▸ **GIVEN RECORDS**
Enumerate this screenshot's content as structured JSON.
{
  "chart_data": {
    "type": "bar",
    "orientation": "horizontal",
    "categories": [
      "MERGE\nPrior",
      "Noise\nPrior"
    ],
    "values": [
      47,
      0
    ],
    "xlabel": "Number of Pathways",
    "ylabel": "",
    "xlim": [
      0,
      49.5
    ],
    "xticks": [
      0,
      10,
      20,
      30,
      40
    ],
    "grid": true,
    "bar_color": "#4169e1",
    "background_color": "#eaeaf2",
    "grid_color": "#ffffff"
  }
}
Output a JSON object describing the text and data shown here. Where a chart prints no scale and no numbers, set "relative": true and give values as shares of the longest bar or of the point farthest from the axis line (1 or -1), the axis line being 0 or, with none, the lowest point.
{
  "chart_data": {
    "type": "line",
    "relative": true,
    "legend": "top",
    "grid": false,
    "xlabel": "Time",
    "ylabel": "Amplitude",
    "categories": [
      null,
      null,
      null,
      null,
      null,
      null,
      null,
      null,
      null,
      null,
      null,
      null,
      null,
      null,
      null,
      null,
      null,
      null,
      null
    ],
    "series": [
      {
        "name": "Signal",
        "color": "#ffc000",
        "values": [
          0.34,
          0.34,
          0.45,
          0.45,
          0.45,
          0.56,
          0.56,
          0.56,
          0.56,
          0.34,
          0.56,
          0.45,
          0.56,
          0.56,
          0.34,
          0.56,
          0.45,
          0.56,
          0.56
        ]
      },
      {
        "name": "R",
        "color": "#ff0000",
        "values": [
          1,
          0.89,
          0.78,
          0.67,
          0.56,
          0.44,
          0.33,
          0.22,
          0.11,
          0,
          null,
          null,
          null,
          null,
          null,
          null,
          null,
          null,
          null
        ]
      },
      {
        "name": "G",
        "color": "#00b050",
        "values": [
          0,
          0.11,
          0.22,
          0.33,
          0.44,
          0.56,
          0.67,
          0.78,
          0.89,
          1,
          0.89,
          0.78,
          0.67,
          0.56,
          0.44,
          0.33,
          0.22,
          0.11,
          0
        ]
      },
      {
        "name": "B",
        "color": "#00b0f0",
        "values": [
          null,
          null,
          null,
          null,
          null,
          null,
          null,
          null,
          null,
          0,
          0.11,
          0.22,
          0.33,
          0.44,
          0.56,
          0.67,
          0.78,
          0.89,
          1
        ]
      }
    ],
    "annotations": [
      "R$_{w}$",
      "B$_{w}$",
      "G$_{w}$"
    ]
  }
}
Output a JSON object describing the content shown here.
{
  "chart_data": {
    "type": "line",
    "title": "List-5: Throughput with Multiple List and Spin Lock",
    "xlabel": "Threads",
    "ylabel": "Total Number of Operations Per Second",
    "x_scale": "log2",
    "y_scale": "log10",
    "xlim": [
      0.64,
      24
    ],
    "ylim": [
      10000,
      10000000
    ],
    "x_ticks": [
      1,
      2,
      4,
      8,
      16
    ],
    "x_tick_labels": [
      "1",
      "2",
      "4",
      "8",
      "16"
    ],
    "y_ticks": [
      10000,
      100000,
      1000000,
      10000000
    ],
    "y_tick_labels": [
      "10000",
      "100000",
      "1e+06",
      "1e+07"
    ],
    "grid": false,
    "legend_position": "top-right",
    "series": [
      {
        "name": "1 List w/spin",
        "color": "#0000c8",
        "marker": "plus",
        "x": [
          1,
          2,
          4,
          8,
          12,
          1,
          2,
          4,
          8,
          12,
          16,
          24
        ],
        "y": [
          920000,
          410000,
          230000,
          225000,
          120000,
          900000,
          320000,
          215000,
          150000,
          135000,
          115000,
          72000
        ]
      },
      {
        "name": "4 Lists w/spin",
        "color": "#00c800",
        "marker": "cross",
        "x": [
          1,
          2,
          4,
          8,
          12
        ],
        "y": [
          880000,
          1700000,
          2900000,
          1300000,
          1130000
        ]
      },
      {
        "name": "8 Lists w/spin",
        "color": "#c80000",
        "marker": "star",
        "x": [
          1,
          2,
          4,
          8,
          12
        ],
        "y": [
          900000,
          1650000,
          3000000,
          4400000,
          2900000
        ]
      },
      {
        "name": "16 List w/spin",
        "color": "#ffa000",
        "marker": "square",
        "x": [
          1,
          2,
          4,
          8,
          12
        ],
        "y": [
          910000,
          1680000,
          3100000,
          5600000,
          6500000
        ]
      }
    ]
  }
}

▸ **REQUIRED TASK**
Repeat the material above in full, exactly as it stands.

▸ **SOLUTION BELOW**
Enumerate this screenshot's content as structured JSON.
{
  "chart_data": {
    "type": "bar",
    "orientation": "horizontal",
    "categories": [
      "MERGE\nPrior",
      "Noise\nPrior"
    ],
    "values": [
      47,
      0
    ],
    "xlabel": "Number of Pathways",
    "ylabel": "",
    "xlim": [
      0,
      49.5
    ],
    "xticks": [
      0,
      10,
      20,
      30,
      40
    ],
    "grid": true,
    "bar_color": "#4169e1",
    "background_color": "#eaeaf2",
    "grid_color": "#ffffff"
  }
}
Output a JSON object describing the text and data shown here. Where a chart prints no scale and no numbers, set "relative": true and give values as shares of the longest bar or of the point farthest from the axis line (1 or -1), the axis line being 0 or, with none, the lowest point.
{
  "chart_data": {
    "type": "line",
    "relative": true,
    "legend": "top",
    "grid": false,
    "xlabel": "Time",
    "ylabel": "Amplitude",
    "categories": [
      null,
      null,
      null,
      null,
      null,
      null,
      null,
      null,
      null,
      null,
      null,
      null,
      null,
      null,
      null,
      null,
      null,
      null,
      null
    ],
    "series": [
      {
        "name": "Signal",
        "color": "#ffc000",
        "values": [
          0.34,
          0.34,
          0.45,
          0.45,
          0.45,
          0.56,
          0.56,
          0.56,
          0.56,
          0.34,
          0.56,
          0.45,
          0.56,
          0.56,
          0.34,
          0.56,
          0.45,
          0.56,
          0.56
        ]
      },
      {
        "name": "R",
        "color": "#ff0000",
        "values": [
          1,
          0.89,
          0.78,
          0.67,
          0.56,
          0.44,
          0.33,
          0.22,
          0.11,
          0,
          null,
          null,
          null,
          null,
          null,
          null,
          null,
          null,
          null
        ]
      },
      {
        "name": "G",
        "color": "#00b050",
        "values": [
          0,
          0.11,
          0.22,
          0.33,
          0.44,
          0.56,
          0.67,
          0.78,
          0.89,
          1,
          0.89,
          0.78,
          0.67,
          0.56,
          0.44,
          0.33,
          0.22,
          0.11,
          0
        ]
      },
      {
        "name": "B",
        "color": "#00b0f0",
        "values": [
          null,
          null,
          null,
          null,
          null,
          null,
          null,
          null,
          null,
          0,
          0.11,
          0.22,
          0.33,
          0.44,
          0.56,
          0.67,
          0.78,
          0.89,
          1
        ]
      }
    ],
    "annotations": [
      "R$_{w}$",
      "B$_{w}$",
      "G$_{w}$"
    ]
  }
}
Output a JSON object describing the content shown here.
{
  "chart_data": {
    "type": "line",
    "title": "List-5: Throughput with Multiple List and Spin Lock",
    "xlabel": "Threads",
    "ylabel": "Total Number of Operations Per Second",
    "x_scale": "log2",
    "y_scale": "log10",
    "xlim": [
      0.64,
      24
    ],
    "ylim": [
      10000,
      10000000
    ],
    "x_ticks": [
      1,
      2,
      4,
      8,
      16
    ],
    "x_tick_labels": [
      "1",
      "2",
      "4",
      "8",
      "16"
    ],
    "y_ticks": [
      10000,
      100000,
      1000000,
      10000000
    ],
    "y_tick_labels": [
      "10000",
      "100000",
      "1e+06",
      "1e+07"
    ],
    "grid": false,
    "legend_position": "top-right",
    "series": [
      {
        "name": "1 List w/spin",
        "color": "#0000c8",
        "marker": "plus",
        "x": [
          1,
          2,
          4,
          8,
          12,
          1,
          2,
          4,
          8,
          12,
          16,
          24
        ],
        "y": [
          920000,
          410000,
          230000,
          225000,
          120000,
          900000,
          320000,
          215000,
          150000,
          135000,
          115000,
          72000
        ]
      },
      {
        "name": "4 Lists w/spin",
        "color": "#00c800",
        "marker": "cross",
        "x": [
          1,
          2,
          4,
          8,
          12
        ],
        "y": [
          880000,
          1700000,
          2900000,
          1300000,
          1130000
        ]
      },
      {
        "name": "8 Lists w/spin",
        "color": "#c80000",
        "marker": "star",
        "x": [
          1,
          2,
          4,
          8,
          12
        ],
        "y": [
          900000,
          1650000,
          3000000,
          4400000,
          2900000
        ]
      },
      {
        "name": "16 List w/spin",
        "color": "#ffa000",
        "marker": "square",
        "x": [
          1,
          2,
          4,
          8,
          12
        ],
        "y": [
          910000,
          1680000,
          3100000,
          5600000,
          6500000
        ]
      }
    ]
  }
}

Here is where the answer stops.